Das Kunstmuseum Basel zeigt „the incredible world of photography“ der Sammlung Herzog

Es fällt schwer, die Gipsfiguren, die der Lavaausstoß des Vesuvs von den Einwohnern des antiken Pompejis hinterließ oder den Kopf der Mumie von Seti I nicht als Symbol für die Fotografie selbst zu nehmen. Wir kennen diese durch Aufnahmen von Giorgio Sommer und Emile Charles Albert Brugsch aus den 1880er Jahren. Auf unterschiedlichste Weise sind die Toten von Pompeji und die ägyptischen Mumien körperlos. Die Lava und der mumifizierte Leib sind an die Stelle eines einst lebendigen Menschen getreten. Die beiden Fotos sind Teil der riesigen Sammlung von Ruth und Peter Herzog, die nun zu Gast im Kunstmuseum Basel ist.
Etwas Ähnliches vollzieht sich ja mit jedem historischen Porträt, auf das wir schauen. Wie anders ließe sich sonst der Schock erklären, den die Schriftstellerin Katja Petrowskaja in ihrem Beitrag für den lesenswerten Katalog beschrieben hat. Sie erzählt, wie sie begann sich für eine junge Basler Frau zu interessieren, deren Spuren sie in zwei privaten Fotoalben fand, die ein typisches bürgerliches Basler Leben dokumentierten. Da war sie als Mädchen, später als junge Frau und dann als Mutter zu sehen. Und dann ein Foto von ihr als Tote und der verwaisten Tochter. Wir scheinen zu glauben, dass unser Blick Tote lebendig machen kann sowie wir uns Landschaften als unberührt vorstellen können, von denen wir wissen, dass sie heute anders aussehen, während uns die Kriegsfotos als vergangene Schrecken erscheinen, obwohl sie in die Gegenwart wirken.
Sammlungen haben mit Ordnungen zu tun. Und da ist ein in mehrfacher Weise vielsagender Hinweis, dass man in der Ausstellung „The incredible world of photography“ auch auf eine Fotografie von Frank Buchser stößt. Buchser stellt 1853/54 eine Art Collage aus unzähligen Fotos von Freunden zusammen, denen es nicht möglich gewesen wäre, sich an einem Ort zu treffen. Das Foto schafft einen simultanen Raum, der sie versammelt. Eine Ausstellung im Kupferstichkabinett Basel hatte bereits 2009 das komplexe Verhältnis von Fotografie und Malerei in seinem Werk beleuchtet. So ist seine Malerei geprägt von den Inszenierungen, mit denen Fotografen das Leben festhielten. Doch Buchser besaß nicht nur viele Fotos, die ihm als Vorlagen für seine Bilder dienten, er griff auch auf deren Infrastruktur zurück und ließ etwa seine pittoresken englischen Ansichten direkt vor Ort durch Fotografen verkaufen. Und die Fotos von Frank Buchser waren auch die ersten, die 1896 Eingang in die Sammlung des Kunstmuseum Basels fanden. Dort verhielt man sich vorerst noch reserviert gegenüber dem neuen Medium, später wurden dann erste Ankäufe getätigt.

^^^^^^^^

**AUFGABE 1**
Kannst du den Absatz des Textauszugs, der mit „Sammlungen haben mit Ordnungen zu tun“ beginnt, als knappe Stichpunktliste wiedergeben, ohne seine wesentlichen Fakten zu verlieren?

^^^^^^^^

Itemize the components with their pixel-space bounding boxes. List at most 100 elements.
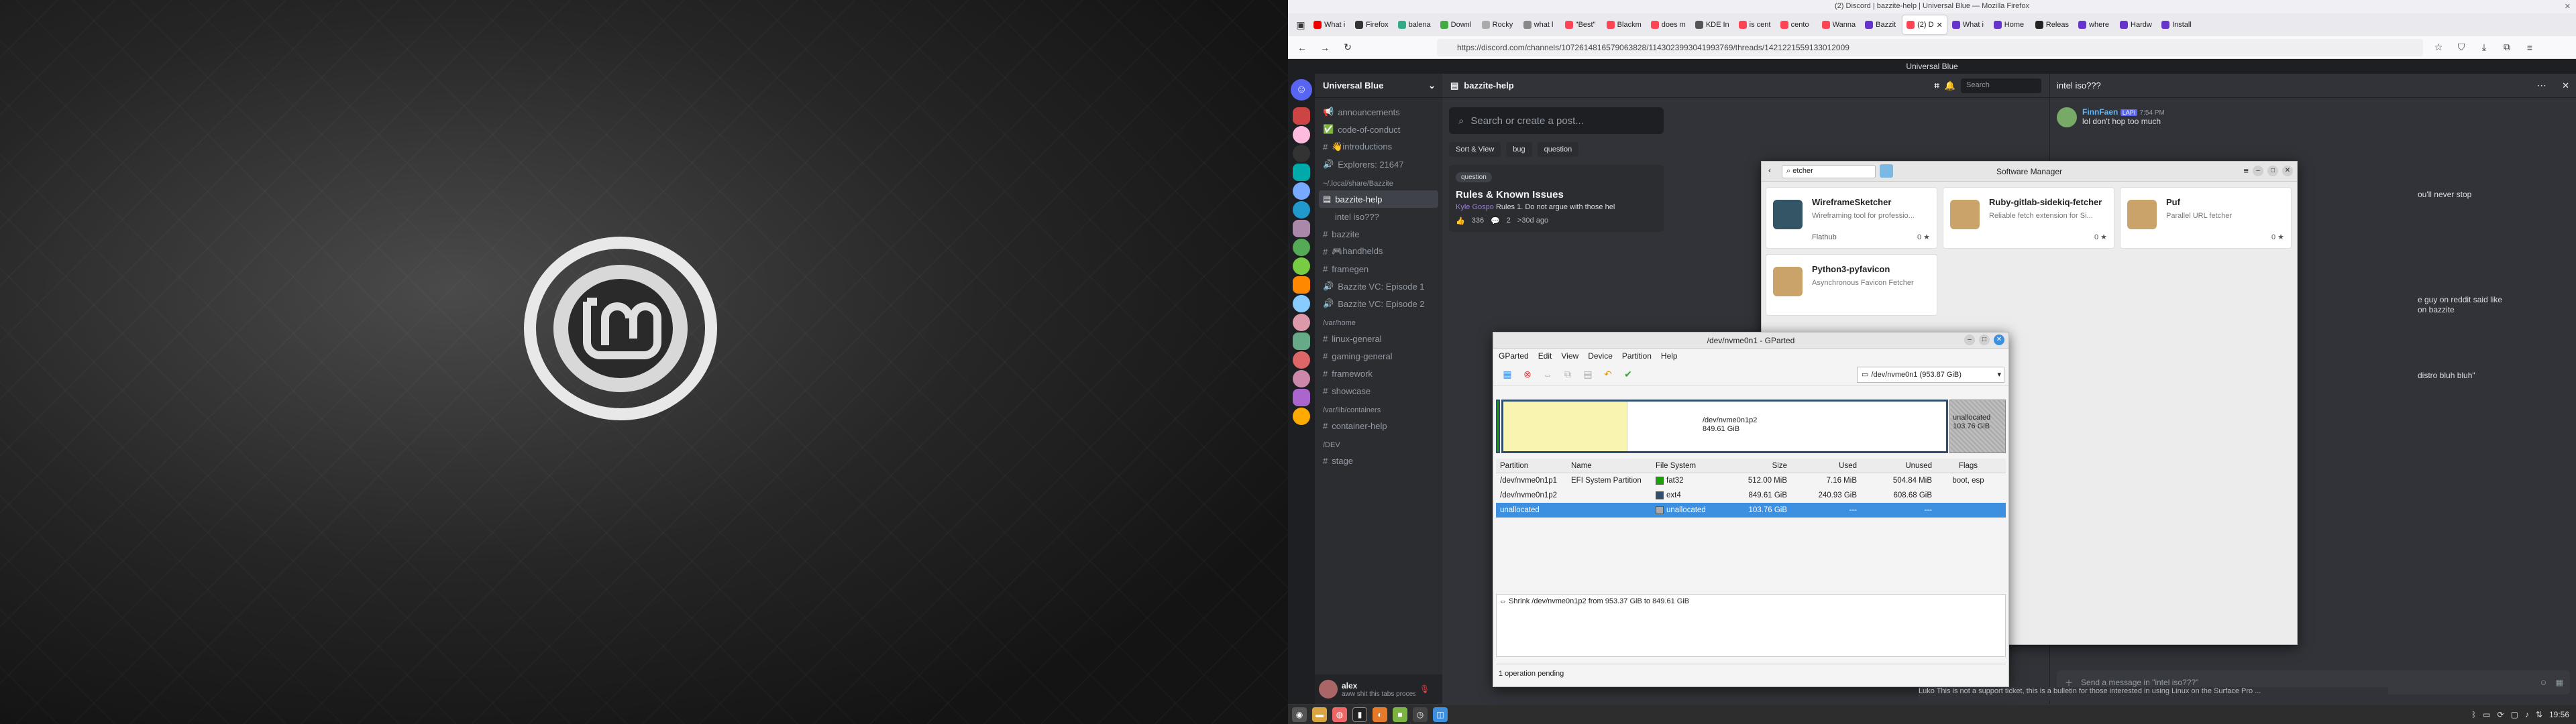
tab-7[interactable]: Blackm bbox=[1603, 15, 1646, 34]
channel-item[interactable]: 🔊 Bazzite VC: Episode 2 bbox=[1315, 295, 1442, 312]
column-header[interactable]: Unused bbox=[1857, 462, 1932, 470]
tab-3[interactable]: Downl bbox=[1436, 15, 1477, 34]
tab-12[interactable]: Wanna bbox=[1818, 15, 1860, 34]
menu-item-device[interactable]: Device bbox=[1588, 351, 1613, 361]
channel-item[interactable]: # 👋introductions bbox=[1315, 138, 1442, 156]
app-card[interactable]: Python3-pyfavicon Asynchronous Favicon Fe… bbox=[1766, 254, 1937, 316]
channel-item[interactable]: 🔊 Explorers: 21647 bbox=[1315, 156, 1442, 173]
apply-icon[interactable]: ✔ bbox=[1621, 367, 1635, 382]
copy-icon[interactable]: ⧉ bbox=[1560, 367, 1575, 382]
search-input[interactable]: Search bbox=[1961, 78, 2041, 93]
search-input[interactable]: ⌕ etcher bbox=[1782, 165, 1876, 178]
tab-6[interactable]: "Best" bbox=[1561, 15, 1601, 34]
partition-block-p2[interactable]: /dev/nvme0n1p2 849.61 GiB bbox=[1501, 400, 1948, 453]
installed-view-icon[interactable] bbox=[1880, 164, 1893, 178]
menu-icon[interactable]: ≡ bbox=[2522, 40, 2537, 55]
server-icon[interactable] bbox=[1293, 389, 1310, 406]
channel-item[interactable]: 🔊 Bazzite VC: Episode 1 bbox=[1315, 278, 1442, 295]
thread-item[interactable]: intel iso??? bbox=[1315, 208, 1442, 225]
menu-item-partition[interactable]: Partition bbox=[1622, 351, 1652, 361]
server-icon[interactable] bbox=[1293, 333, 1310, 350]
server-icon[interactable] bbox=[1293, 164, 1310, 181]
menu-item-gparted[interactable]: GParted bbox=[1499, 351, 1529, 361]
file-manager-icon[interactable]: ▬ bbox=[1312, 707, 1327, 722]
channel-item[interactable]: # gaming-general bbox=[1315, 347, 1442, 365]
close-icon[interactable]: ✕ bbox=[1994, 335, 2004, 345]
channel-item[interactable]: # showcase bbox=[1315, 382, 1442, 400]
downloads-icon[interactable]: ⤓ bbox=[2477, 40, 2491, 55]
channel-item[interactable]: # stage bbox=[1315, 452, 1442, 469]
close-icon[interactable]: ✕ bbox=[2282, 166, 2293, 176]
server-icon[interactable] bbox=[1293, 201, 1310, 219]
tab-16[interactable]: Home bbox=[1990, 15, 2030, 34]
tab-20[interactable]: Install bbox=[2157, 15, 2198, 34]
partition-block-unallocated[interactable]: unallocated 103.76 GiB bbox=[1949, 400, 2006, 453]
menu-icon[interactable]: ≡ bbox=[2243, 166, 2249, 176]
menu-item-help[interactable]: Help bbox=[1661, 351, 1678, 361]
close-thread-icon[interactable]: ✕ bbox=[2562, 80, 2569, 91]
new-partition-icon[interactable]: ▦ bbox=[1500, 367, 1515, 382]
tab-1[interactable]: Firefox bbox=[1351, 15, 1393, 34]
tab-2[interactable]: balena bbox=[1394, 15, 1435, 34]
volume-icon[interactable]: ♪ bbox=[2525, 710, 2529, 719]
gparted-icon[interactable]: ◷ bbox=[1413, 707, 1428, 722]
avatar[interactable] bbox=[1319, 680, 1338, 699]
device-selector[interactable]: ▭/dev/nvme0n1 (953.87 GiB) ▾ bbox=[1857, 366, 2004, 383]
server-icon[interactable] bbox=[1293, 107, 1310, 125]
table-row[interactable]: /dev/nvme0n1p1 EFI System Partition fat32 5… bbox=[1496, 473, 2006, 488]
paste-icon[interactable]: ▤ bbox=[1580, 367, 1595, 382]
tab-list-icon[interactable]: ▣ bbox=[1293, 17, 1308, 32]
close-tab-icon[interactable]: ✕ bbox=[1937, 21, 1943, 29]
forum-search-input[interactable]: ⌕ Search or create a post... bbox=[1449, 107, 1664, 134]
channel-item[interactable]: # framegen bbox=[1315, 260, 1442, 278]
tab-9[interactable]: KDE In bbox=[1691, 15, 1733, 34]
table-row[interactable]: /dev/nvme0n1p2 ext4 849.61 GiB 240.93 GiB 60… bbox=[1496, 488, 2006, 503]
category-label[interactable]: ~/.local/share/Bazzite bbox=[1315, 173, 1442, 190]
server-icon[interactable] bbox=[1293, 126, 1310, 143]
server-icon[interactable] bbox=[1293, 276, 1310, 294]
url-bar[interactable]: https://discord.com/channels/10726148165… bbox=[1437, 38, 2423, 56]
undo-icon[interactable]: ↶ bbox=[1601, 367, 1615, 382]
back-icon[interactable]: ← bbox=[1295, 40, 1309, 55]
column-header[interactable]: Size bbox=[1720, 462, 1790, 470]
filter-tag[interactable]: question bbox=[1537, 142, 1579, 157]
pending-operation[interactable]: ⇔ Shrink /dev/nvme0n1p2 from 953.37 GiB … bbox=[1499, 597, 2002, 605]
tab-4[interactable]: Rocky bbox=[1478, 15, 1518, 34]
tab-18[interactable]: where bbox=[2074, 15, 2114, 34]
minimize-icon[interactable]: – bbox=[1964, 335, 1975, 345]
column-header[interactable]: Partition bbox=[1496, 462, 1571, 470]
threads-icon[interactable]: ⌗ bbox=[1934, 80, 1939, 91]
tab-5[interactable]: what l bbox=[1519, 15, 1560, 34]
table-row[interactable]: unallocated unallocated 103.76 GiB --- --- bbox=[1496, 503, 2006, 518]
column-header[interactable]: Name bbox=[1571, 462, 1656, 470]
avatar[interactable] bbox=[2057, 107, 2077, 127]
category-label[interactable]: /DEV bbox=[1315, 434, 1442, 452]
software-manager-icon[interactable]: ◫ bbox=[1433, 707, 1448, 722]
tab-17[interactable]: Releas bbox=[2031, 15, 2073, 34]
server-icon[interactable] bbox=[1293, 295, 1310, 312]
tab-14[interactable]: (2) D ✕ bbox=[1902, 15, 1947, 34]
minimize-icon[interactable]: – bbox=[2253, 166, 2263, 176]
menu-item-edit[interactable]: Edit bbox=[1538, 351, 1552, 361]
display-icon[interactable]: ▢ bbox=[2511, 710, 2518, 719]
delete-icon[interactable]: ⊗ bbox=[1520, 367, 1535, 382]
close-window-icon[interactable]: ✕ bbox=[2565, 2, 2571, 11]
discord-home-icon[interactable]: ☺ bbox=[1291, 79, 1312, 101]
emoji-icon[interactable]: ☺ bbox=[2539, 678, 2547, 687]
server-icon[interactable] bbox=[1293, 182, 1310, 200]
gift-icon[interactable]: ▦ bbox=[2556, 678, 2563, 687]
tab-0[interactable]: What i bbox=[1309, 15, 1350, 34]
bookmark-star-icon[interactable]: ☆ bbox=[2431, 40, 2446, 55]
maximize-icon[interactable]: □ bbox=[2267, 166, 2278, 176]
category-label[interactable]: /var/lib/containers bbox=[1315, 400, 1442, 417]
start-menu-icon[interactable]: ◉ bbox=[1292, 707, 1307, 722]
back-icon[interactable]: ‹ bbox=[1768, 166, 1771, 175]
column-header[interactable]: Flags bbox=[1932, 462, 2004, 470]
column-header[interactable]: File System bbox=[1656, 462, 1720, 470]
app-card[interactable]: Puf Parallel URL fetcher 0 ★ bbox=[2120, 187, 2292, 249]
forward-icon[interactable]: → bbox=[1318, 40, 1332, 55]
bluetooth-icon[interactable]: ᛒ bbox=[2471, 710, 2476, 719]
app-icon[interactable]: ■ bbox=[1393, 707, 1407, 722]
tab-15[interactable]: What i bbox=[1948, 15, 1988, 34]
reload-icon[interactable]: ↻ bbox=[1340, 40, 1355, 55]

^^^^^^^^

**AUFGABE 2**
Welche Zeilen der Datensätze oben enthalten die Zeichenfolge „unallocated“? Finde alle und schreibe jede vollständig ab, wobei Groß- und Kleinschreibung zählt.

**LÖSUNG 1**
- Sammlungen haben mit Ordnungen zu tun. In der Ausstellung „The incredible world of photography“ ist auch eine Fotografie von Frank Buchser zu sehen.
- 1853/54 stellte Buchser eine Art Collage aus unzähligen Fotos von Freunden zusammen, die sich nicht an einem Ort hätten treffen können. Das Foto versammelt sie in einem simultanen Raum.
- 2009 beleuchtete eine Ausstellung im Kupferstichkabinett Basel das Verhältnis von Fotografie und Malerei in seinem Werk. Seine Malerei ist von den Inszenierungen der Fotografen geprägt.
- Buchser nutzte Fotos als Vorlagen für seine Bilder. Er griff auch auf die Infrastruktur der Fotografen zurück und ließ etwa seine englischen Ansichten vor Ort durch Fotografen verkaufen.
- Seine Fotos kamen 1896 als erste in die Sammlung des Kunstmuseums Basel. Dort war man gegenüber dem neuen Medium zunächst reserviert, später folgten erste Ankäufe.

**LÖSUNG 2**
partition-block-unallocated[interactable]: unallocated 103.76 GiB bbox=[1949, 400, 2006, 453]
table-row[interactable]: unallocated unallocated 103.76 GiB --- --- bbox=[1496, 503, 2006, 518]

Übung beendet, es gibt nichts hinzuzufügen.